__Selected passage__:
........

They are far from perfect. Students do better if they understand what the AP readers are looking for in answers. Thus, it is possible to teach free response strategies. Therefore, I feel compelled to do just that and have already begun. My first test involved two free response questions from past AP Statistics exams, as I expect will be the case for each chapter test. That means my students should get at least 24 chances to practice answering free response questions this year before their practice exam in April when they will get 6 more.

That seems like a lot and so I am relieved that I find these to generally be quality questions. I am also very thankful for Jason Molesky's StatsMonkey web site and his list of Free Response AP Problems Yay (aka FRAPPYs). On this site, the questions have been sorted by topics making it much easier for me to write my tests. Once again, the MathTeacherBlogoSphere to the rescue.

One my challenges in using these questions in class will be to apply the scoring guidelines appropriately. The College Board has made these available and easy to find, but it will take me some time to learn how to score the questions correctly. I did an AP Institute this past summer, and that helped some. My experience teaching International Baccalaureate (IB) mathematics helps. Becoming an AP reader seems like an obvious move to help me in this area, but I am three years short of the three-years-of-experience-teaching-AP-Statistics requirement. I do not understand why I must wait three years to be able to have one fewer week of summer vacation.

Some questions for my readers: How do you use free response questions in your teaching? Do you always score them exactly as the AP guidelines suggest? Have you been successful in preparing your students for the AP exam without directly teaching test-taking strategies?

Wednesday, September 16, 2015

Ever improving

I'm only three weeks into this year's AP Statistics course and I am already thinking about how to make next year's course even better.

I'm not sure there exists a high school course better suited to bringing math alive than statistics. It is absurdly easy to connect the math of statistics with the everyday world. One could build an entire course based solely on FiveThirtyEight.com. Or one could teach the book Freakonomics. I have always wanted to teach a Baseball Statistics course. It would be amazing to teach statistics through the lens of baseball. There is endless material. The Ken Burns series. Moneyball. Bill James. Fantasy Baseball. Strat-O-Matic baseball.

That last idea has already got me thinking about how I might teach probability this year. If you've never heard of Strat-O-Matic and you teach statistics, then you seriously need to check it out now. Essentially, two players roll dice to determine the outcomes of a baseball game. Strikeout? Fly ball? Homerun?

Strat-O-Matic is not just baseball. In fact, you could probably create your own Strat-O-Matic game for Congress and then go about simulating votes all sorts of famous bills in history. You could see what would happen if Michael Huffington had become California's US Senator in place of Dianne Feinstein. I think I have just decided how to teach simulations in my AP Statistics course. High five to blogging.

........

__Listed entries__:
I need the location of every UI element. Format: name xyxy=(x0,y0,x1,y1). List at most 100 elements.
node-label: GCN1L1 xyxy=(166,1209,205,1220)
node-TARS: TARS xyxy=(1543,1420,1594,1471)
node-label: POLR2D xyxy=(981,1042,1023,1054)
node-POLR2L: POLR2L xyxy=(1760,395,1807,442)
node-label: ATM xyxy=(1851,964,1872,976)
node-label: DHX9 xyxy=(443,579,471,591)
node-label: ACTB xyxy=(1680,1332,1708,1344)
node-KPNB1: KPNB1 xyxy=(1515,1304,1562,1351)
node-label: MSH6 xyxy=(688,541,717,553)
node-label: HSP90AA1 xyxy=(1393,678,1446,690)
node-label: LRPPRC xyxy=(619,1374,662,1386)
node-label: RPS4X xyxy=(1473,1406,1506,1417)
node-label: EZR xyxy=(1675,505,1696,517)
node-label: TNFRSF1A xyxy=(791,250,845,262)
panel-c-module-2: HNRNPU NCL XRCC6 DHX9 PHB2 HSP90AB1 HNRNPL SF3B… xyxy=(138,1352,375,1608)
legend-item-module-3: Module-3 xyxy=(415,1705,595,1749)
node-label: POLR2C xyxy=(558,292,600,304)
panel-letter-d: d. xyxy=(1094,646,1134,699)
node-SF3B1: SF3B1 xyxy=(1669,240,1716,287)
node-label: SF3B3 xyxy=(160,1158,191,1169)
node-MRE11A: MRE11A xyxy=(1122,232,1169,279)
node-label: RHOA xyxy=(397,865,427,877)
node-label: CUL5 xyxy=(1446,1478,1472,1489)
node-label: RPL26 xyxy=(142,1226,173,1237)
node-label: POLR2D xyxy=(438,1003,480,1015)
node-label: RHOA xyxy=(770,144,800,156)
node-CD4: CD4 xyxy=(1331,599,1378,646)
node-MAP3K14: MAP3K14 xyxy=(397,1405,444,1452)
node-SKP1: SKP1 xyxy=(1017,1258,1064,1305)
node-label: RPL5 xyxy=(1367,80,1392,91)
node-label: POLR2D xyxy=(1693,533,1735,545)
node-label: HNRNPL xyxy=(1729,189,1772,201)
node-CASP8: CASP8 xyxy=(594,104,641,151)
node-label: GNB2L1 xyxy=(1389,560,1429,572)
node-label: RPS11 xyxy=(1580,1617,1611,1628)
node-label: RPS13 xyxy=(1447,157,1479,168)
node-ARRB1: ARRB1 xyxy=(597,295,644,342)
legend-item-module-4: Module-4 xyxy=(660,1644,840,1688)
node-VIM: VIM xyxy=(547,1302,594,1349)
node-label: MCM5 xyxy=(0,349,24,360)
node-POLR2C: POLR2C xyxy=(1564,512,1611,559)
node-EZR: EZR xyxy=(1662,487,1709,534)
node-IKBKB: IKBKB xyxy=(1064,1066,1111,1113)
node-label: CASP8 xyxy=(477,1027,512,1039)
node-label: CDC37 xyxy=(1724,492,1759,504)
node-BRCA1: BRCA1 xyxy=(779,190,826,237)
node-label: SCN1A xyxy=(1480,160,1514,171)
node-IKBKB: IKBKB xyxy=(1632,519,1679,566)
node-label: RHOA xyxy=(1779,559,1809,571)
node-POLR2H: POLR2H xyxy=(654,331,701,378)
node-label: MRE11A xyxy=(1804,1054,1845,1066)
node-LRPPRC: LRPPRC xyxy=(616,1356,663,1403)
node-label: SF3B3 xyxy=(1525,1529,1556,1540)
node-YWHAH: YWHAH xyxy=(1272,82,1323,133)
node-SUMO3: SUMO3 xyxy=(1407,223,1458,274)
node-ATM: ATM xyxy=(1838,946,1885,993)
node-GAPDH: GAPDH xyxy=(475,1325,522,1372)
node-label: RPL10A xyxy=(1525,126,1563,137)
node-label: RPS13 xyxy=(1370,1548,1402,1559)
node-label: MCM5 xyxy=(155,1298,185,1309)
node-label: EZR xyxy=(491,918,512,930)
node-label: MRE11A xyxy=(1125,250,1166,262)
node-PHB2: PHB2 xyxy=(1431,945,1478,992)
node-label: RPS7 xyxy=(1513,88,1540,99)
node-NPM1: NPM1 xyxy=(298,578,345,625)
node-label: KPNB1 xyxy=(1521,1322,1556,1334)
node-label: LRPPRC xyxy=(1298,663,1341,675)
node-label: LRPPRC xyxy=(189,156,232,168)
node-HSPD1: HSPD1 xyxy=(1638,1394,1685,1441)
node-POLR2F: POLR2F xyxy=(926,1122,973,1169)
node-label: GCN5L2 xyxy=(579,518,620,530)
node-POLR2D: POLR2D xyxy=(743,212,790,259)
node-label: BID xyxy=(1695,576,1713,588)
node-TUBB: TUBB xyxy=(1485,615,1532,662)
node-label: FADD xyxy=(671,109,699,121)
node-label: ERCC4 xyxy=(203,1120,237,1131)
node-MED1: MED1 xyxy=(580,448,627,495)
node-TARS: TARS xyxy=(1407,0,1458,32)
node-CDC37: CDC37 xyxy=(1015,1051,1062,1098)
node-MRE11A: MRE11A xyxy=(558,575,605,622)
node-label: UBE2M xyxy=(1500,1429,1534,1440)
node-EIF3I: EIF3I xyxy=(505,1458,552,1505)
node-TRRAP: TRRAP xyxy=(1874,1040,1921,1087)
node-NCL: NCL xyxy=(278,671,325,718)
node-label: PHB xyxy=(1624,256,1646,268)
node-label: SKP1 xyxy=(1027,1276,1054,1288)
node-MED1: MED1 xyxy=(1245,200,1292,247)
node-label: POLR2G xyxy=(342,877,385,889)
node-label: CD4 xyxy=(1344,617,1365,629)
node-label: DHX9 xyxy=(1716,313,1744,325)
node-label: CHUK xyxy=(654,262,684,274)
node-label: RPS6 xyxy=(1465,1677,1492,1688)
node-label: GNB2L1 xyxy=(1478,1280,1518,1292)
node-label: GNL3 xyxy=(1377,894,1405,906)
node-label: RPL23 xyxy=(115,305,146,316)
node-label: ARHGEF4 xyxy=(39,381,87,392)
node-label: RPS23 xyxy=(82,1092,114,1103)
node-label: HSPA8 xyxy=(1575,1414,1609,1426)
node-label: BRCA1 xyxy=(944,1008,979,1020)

........

__Work to complete__:
- a) In the AP Statistics blog excerpt, list the sources the writer names as material for a baseball statistics course.
- b) From the AP Statistics blog excerpt, extract the passage from "Wednesday, September 16, 2015" up to and including "Baseball. Strat-O-Matic baseball.".
The records have no connection to the AP Statistics blog excerpt.

__Your responses__:
- a) The Ken Burns series, Moneyball, Bill James, Fantasy Baseball, Strat-O-Matic baseball

- b)
Wednesday, September 16, 2015

Ever improving

I'm only three weeks into this year's AP Statistics course and I am already thinking about how to make next year's course even better.

I'm not sure there exists a high school course better suited to bringing math alive than statistics. It is absurdly easy to connect the math of statistics with the everyday world. One could build an entire course based solely on FiveThirtyEight.com. Or one could teach the book Freakonomics. I have always wanted to teach a Baseball Statistics course. It would be amazing to teach statistics through the lens of baseball. There is endless material. The Ken Burns series. Moneyball. Bill James. Fantasy Baseball. Strat-O-Matic baseball.